-- Start Data for this task --

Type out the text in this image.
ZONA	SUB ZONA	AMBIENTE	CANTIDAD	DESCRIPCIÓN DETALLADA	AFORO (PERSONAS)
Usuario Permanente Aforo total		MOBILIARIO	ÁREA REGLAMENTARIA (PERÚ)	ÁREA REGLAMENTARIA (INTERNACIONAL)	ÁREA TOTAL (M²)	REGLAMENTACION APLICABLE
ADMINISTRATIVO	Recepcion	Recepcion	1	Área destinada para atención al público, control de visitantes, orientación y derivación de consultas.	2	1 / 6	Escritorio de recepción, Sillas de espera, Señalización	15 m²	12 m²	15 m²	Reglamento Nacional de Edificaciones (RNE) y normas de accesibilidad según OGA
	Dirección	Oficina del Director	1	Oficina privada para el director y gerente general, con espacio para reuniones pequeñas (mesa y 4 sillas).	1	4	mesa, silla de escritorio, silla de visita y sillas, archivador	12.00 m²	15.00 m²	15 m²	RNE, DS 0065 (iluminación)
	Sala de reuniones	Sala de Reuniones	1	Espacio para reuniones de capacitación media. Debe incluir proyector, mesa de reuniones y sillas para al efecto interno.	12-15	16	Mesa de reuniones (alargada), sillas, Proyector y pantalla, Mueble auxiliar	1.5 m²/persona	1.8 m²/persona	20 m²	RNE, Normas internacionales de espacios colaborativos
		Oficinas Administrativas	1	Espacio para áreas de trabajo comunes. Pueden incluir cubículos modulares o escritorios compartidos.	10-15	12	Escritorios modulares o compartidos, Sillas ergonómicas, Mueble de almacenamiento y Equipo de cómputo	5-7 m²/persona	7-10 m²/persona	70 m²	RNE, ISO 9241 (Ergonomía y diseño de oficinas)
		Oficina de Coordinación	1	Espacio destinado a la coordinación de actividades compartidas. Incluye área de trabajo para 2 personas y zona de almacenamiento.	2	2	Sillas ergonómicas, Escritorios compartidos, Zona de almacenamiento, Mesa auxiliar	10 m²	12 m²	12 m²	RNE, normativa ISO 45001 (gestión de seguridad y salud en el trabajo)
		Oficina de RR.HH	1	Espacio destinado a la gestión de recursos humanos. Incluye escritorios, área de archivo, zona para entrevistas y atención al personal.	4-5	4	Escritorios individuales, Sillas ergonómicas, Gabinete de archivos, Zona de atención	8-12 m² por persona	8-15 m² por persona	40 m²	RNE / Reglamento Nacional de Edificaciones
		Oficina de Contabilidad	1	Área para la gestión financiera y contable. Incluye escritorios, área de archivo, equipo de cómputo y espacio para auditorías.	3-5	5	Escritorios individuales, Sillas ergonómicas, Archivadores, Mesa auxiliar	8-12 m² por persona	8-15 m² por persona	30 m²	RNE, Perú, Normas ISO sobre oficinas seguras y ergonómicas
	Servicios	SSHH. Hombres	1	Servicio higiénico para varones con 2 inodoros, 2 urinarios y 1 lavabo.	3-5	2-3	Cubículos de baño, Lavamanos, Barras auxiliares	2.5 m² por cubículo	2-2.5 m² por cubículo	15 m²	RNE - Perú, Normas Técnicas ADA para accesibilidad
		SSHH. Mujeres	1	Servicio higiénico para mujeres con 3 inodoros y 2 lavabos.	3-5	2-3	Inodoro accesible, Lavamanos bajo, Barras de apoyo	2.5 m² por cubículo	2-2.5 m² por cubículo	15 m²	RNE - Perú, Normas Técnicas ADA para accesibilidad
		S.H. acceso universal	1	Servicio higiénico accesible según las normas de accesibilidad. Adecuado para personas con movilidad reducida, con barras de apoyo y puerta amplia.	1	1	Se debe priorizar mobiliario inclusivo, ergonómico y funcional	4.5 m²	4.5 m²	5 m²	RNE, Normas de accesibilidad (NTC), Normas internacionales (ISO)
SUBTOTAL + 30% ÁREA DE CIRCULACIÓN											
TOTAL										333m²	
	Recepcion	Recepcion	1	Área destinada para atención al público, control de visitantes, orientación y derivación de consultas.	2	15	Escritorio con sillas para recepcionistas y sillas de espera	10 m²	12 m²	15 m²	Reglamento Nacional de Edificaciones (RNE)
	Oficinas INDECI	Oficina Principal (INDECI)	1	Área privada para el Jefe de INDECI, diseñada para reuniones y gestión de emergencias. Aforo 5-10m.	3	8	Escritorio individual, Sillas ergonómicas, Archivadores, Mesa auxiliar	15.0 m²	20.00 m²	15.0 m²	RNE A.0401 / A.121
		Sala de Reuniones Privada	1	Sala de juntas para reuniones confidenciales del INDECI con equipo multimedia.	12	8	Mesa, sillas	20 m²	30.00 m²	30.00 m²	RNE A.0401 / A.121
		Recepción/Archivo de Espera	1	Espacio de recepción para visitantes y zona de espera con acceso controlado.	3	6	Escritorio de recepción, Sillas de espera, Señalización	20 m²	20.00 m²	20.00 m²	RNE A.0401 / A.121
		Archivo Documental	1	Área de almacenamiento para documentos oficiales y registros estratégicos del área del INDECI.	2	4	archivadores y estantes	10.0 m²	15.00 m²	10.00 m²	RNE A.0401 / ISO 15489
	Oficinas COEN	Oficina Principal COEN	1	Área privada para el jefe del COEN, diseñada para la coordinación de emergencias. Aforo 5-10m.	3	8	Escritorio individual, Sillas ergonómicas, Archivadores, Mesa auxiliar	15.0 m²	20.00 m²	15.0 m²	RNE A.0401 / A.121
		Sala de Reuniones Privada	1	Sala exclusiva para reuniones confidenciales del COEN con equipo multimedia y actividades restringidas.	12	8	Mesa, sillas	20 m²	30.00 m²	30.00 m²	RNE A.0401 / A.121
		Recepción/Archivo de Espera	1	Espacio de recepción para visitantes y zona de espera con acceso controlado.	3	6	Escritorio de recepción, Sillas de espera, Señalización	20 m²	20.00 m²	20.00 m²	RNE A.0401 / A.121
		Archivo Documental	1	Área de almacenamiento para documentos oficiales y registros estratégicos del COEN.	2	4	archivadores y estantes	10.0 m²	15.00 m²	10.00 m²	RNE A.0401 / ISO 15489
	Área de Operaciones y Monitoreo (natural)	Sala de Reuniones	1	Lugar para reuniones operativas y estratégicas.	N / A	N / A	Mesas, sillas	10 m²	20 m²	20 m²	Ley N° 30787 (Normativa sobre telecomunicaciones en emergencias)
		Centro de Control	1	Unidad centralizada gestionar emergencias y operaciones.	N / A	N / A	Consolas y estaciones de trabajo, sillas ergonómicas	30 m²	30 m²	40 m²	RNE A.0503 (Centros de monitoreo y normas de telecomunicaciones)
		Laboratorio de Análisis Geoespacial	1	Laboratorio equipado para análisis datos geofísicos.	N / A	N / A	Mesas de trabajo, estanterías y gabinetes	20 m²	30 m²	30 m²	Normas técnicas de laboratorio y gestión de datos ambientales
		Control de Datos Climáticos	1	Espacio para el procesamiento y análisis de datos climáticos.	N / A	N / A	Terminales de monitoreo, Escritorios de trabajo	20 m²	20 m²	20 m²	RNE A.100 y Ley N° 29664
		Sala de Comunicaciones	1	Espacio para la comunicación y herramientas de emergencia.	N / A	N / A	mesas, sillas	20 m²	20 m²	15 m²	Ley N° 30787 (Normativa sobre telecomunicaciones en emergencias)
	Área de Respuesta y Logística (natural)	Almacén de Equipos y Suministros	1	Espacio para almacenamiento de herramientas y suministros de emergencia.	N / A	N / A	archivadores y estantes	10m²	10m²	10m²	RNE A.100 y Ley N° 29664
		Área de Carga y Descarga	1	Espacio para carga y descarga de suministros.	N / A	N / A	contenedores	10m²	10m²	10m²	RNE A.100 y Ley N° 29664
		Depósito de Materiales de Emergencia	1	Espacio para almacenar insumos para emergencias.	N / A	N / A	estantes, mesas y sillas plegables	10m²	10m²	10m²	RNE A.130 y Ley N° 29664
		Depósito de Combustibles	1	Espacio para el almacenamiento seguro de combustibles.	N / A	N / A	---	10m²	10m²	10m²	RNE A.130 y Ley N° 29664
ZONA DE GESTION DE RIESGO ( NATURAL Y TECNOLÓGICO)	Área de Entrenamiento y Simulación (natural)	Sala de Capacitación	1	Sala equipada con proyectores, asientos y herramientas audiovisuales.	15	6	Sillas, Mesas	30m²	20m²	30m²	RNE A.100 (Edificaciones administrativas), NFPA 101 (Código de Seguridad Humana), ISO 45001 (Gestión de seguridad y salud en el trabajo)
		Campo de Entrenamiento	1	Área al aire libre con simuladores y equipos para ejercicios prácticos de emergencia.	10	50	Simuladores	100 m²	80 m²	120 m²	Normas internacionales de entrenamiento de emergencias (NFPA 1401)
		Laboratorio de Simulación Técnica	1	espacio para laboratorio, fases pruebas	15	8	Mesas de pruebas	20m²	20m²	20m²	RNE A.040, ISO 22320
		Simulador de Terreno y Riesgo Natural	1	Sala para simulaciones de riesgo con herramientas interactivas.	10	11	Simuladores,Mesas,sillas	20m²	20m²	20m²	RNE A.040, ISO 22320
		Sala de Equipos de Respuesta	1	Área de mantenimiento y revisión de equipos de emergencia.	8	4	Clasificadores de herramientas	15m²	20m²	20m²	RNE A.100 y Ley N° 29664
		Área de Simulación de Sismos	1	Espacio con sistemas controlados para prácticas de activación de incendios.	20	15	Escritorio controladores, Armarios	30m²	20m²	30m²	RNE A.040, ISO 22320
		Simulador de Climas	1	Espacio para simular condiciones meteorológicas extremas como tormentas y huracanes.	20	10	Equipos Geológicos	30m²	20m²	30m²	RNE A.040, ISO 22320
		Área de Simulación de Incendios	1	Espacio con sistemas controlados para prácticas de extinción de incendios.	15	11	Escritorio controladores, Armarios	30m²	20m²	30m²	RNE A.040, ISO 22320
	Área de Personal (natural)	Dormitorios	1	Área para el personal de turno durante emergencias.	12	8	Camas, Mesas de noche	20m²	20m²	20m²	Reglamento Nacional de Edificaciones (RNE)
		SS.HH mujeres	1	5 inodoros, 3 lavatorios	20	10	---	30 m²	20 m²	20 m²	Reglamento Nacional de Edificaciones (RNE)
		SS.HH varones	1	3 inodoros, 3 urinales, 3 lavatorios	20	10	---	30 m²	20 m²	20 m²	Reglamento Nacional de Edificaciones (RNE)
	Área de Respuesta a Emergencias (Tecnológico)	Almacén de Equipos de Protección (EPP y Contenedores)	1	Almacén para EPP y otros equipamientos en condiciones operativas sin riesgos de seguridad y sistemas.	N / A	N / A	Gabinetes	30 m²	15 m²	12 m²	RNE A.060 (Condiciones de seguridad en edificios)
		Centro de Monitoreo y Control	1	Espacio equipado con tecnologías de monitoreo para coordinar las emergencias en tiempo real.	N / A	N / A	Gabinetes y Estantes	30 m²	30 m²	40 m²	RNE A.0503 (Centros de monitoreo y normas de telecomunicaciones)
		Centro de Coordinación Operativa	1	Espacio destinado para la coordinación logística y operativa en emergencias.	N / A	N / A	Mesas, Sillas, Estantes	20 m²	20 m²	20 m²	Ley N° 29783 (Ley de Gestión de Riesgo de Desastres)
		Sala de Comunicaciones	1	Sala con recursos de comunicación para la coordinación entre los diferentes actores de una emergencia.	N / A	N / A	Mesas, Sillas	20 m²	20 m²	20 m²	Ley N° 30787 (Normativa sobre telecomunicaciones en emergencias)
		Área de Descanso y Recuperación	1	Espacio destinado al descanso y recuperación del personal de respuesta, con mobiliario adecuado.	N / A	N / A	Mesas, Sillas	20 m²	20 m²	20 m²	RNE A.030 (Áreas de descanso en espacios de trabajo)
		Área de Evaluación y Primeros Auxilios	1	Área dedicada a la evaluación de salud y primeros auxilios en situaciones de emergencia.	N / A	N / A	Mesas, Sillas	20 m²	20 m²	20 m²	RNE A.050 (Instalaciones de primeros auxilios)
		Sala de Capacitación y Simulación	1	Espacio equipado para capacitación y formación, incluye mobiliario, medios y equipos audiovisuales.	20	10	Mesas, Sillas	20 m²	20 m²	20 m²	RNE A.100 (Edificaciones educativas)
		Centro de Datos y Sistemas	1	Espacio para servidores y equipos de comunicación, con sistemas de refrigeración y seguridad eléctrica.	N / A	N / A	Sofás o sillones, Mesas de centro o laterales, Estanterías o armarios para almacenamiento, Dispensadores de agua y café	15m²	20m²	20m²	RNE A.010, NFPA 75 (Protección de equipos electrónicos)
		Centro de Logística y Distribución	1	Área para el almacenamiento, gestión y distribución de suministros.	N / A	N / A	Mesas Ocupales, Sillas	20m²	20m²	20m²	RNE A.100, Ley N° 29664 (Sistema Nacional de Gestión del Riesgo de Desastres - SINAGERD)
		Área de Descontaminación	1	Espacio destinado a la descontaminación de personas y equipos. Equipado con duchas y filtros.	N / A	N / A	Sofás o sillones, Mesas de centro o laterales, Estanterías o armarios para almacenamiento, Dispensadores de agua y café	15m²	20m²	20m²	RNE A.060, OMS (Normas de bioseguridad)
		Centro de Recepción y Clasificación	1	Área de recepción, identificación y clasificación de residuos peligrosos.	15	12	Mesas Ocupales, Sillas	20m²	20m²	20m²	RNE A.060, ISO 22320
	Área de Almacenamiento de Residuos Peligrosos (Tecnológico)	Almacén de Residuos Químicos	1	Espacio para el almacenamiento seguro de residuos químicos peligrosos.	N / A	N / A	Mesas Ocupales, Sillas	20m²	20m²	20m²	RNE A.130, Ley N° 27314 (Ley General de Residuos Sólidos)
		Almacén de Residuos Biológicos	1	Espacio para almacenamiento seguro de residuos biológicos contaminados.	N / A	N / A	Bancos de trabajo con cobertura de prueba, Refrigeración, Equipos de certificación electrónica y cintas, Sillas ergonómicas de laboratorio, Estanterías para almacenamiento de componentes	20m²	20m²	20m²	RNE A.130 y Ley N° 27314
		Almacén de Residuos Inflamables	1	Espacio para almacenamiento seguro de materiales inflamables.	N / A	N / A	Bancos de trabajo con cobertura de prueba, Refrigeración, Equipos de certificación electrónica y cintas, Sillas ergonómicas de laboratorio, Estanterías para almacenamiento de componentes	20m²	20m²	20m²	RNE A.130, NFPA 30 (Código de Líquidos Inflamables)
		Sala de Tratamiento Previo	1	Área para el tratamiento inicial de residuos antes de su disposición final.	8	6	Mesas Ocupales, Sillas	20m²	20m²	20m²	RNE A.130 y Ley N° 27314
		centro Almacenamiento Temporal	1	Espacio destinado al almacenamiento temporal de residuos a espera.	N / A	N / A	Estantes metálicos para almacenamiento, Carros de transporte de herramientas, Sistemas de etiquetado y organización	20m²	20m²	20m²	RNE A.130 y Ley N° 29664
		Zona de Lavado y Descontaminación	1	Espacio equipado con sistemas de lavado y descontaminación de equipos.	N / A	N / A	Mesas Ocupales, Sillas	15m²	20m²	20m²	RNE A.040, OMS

-- End Data for this task --

◆ Given request ◆
Among the lines of the data, identify those with the word "confidenciales". Copy each of them.

◆ The response ◆
		Sala de Reuniones Privada	1	Sala de juntas para reuniones confidenciales del INDECI con equipo multimedia.	12	8	Mesa, sillas	20 m²	30.00 m²	30.00 m²	RNE A.0401 / A.121
		Sala de Reuniones Privada	1	Sala exclusiva para reuniones confidenciales del COEN con equipo multimedia y actividades restringidas.	12	8	Mesa, sillas	20 m²	30.00 m²	30.00 m²	RNE A.0401 / A.121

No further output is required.